→ **Stated task**
Below are some records; reproduce every one of them exactly.

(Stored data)

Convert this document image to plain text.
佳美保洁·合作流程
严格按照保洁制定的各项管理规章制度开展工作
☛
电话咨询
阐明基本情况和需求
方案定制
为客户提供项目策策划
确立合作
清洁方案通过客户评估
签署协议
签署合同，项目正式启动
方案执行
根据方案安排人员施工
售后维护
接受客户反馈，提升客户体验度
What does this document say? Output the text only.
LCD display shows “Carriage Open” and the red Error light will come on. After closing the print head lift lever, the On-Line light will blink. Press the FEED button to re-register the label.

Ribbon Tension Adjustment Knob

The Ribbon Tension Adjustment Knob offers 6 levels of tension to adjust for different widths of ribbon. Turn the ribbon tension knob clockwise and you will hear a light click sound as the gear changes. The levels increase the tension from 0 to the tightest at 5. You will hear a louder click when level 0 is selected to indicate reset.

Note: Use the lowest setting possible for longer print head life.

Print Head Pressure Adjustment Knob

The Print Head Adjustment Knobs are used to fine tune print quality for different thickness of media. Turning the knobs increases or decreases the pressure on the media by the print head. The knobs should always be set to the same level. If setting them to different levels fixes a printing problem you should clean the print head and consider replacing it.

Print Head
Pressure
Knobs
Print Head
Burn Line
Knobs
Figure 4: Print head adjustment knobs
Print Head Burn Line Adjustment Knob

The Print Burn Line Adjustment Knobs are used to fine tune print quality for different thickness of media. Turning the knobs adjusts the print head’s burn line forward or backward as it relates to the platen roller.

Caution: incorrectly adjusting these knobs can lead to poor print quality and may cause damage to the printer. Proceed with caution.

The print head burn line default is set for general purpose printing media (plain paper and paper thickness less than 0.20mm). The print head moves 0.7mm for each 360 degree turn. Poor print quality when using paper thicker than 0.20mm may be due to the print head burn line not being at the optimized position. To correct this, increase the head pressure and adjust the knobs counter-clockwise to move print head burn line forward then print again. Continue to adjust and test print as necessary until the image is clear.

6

→ **Task output**
Convert this document image to plain text.
佳美保洁·合作流程
严格按照保洁制定的各项管理规章制度开展工作
☛
电话咨询
阐明基本情况和需求
方案定制
为客户提供项目策策划
确立合作
清洁方案通过客户评估
签署协议
签署合同，项目正式启动
方案执行
根据方案安排人员施工
售后维护
接受客户反馈，提升客户体验度
What does this document say? Output the text only.
LCD display shows “Carriage Open” and the red Error light will come on. After closing the print head lift lever, the On-Line light will blink. Press the FEED button to re-register the label.

Ribbon Tension Adjustment Knob

The Ribbon Tension Adjustment Knob offers 6 levels of tension to adjust for different widths of ribbon. Turn the ribbon tension knob clockwise and you will hear a light click sound as the gear changes. The levels increase the tension from 0 to the tightest at 5. You will hear a louder click when level 0 is selected to indicate reset.

Note: Use the lowest setting possible for longer print head life.

Print Head Pressure Adjustment Knob

The Print Head Adjustment Knobs are used to fine tune print quality for different thickness of media. Turning the knobs increases or decreases the pressure on the media by the print head. The knobs should always be set to the same level. If setting them to different levels fixes a printing problem you should clean the print head and consider replacing it.

Print Head
Pressure
Knobs
Print Head
Burn Line
Knobs
Figure 4: Print head adjustment knobs
Print Head Burn Line Adjustment Knob

The Print Burn Line Adjustment Knobs are used to fine tune print quality for different thickness of media. Turning the knobs adjusts the print head’s burn line forward or backward as it relates to the platen roller.

Caution: incorrectly adjusting these knobs can lead to poor print quality and may cause damage to the printer. Proceed with caution.

The print head burn line default is set for general purpose printing media (plain paper and paper thickness less than 0.20mm). The print head moves 0.7mm for each 360 degree turn. Poor print quality when using paper thicker than 0.20mm may be due to the print head burn line not being at the optimized position. To correct this, increase the head pressure and adjust the knobs counter-clockwise to move print head burn line forward then print again. Continue to adjust and test print as necessary until the image is clear.

6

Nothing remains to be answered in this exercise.